>>>

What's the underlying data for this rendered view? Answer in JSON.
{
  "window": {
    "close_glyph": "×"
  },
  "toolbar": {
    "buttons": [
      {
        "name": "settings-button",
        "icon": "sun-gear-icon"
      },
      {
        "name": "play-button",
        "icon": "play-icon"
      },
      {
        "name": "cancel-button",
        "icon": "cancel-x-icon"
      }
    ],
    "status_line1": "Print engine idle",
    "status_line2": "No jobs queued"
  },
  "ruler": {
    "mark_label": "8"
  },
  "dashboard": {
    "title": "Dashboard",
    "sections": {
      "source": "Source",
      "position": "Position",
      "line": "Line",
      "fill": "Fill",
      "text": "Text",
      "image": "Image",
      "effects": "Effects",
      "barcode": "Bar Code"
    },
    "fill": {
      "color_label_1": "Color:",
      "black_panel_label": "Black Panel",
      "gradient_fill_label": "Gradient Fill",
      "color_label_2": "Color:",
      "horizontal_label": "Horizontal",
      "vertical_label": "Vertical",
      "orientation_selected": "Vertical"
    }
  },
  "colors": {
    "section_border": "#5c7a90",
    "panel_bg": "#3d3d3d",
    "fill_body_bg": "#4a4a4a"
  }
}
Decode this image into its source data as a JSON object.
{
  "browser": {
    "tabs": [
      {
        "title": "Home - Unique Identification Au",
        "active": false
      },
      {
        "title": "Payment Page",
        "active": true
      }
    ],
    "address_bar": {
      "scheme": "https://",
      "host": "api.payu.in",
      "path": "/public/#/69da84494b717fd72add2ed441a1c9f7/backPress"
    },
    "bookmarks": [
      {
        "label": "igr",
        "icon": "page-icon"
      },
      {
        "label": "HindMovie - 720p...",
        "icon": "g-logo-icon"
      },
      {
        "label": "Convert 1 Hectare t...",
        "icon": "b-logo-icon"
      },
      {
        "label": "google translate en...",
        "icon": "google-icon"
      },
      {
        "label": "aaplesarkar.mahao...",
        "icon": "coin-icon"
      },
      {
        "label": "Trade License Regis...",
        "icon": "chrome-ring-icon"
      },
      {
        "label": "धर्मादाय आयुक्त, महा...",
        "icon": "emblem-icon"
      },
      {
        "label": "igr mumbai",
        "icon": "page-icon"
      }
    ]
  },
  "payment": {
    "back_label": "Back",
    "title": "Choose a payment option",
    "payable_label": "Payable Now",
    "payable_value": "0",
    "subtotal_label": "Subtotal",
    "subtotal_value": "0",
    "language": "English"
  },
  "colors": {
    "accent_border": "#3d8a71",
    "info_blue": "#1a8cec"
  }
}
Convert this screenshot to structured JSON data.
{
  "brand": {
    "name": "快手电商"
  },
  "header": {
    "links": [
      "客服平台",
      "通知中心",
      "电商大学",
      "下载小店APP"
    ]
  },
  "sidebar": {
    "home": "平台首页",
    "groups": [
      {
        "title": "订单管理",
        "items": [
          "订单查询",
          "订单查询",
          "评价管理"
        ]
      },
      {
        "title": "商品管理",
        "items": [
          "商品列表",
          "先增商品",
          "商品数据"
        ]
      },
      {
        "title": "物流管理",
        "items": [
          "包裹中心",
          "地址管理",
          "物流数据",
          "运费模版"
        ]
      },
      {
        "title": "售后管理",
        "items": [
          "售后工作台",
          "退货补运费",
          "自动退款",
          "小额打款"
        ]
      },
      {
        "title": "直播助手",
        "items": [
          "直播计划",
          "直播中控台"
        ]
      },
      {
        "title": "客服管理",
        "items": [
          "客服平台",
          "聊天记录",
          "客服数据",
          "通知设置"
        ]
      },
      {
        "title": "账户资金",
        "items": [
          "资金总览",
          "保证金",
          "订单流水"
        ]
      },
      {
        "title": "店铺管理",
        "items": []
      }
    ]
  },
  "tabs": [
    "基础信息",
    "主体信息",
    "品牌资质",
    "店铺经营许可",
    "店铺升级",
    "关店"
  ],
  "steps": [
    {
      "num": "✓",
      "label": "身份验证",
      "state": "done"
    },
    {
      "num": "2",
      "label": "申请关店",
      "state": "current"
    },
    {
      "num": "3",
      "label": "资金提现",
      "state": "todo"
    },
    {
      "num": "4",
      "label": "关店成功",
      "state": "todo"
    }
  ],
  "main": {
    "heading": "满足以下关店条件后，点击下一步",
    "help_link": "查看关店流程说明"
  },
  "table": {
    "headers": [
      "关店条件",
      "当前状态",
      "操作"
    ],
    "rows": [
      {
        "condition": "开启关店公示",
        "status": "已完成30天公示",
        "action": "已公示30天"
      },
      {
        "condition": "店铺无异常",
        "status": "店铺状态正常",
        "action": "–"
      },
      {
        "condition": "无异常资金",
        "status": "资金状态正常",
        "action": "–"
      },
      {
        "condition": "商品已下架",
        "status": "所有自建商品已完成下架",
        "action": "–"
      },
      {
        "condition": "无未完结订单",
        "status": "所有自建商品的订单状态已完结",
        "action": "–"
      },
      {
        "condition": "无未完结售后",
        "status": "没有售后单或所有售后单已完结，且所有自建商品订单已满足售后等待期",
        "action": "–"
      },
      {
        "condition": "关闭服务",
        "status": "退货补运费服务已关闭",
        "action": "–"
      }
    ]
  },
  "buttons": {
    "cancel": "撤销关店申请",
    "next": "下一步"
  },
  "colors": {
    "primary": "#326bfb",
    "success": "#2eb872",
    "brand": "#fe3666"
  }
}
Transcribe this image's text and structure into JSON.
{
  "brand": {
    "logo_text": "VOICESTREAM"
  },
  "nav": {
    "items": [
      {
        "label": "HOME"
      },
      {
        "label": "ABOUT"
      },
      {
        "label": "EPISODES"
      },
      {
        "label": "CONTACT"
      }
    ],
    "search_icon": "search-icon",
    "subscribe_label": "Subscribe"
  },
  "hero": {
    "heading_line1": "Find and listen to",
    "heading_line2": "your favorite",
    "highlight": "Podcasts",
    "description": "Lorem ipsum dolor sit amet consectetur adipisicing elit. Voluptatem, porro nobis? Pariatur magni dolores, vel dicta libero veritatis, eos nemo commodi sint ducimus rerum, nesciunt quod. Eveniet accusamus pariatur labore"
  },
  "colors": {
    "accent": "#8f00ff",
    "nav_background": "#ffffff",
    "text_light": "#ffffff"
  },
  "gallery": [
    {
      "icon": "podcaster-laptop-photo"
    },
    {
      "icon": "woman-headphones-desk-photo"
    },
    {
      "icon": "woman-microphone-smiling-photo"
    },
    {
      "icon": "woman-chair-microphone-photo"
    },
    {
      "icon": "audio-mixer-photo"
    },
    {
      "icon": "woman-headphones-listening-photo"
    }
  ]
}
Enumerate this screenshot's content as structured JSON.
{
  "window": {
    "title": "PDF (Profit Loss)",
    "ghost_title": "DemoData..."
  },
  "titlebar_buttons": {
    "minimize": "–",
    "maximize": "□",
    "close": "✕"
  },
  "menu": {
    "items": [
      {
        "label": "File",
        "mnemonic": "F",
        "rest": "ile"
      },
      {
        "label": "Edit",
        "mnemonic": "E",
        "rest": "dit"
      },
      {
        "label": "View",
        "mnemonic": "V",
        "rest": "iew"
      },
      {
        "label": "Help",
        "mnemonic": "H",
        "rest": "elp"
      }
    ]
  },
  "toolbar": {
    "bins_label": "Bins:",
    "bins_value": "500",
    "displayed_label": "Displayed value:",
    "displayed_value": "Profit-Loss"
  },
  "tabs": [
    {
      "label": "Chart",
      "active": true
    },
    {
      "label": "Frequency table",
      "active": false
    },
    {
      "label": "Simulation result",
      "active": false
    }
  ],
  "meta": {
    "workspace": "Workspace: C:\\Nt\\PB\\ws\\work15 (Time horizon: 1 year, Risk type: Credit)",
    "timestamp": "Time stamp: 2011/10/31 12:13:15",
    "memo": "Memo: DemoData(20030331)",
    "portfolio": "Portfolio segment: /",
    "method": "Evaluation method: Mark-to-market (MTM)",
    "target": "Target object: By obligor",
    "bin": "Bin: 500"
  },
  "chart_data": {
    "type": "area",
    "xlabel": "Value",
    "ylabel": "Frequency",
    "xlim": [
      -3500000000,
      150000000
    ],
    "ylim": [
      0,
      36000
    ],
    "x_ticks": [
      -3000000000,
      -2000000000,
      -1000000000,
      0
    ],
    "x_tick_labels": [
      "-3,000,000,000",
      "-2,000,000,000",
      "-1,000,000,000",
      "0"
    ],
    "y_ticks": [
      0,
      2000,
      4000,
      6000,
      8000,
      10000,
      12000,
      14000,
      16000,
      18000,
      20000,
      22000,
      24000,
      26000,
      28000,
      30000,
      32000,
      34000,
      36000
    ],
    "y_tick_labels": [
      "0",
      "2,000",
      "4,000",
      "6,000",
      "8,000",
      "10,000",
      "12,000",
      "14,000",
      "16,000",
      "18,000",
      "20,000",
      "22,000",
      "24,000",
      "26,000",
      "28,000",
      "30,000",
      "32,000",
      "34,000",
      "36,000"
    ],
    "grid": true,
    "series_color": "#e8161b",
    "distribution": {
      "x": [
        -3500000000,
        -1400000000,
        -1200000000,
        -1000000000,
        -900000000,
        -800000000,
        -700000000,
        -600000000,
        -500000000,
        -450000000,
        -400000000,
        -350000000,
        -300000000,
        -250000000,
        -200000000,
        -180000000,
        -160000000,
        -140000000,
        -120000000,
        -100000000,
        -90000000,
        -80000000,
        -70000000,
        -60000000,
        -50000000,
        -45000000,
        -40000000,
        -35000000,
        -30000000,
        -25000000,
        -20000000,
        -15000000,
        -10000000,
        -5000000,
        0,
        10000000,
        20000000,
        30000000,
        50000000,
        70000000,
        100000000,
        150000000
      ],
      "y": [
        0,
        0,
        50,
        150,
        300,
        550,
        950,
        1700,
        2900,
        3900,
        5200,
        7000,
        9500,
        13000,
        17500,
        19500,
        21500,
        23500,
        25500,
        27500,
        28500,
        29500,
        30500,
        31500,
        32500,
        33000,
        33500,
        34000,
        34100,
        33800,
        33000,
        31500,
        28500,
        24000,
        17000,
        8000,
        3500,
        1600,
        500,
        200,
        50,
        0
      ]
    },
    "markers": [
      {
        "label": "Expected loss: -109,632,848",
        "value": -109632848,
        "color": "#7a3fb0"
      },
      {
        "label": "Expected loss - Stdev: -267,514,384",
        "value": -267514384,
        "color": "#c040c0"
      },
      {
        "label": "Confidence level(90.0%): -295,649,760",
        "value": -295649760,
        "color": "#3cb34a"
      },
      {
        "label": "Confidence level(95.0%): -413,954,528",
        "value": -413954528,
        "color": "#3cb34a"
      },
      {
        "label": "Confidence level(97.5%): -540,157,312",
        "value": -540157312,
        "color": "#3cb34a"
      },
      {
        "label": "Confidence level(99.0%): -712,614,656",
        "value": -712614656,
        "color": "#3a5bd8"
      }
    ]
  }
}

<<<

◆ Task directions: Where a line contains "JSON", copy that line.

◆ Result:
What's the underlying data for this rendered view? Answer in JSON.
Decode this image into its source data as a JSON object.
Convert this screenshot to structured JSON data.
Transcribe this image's text and structure into JSON.
Enumerate this screenshot's content as structured JSON.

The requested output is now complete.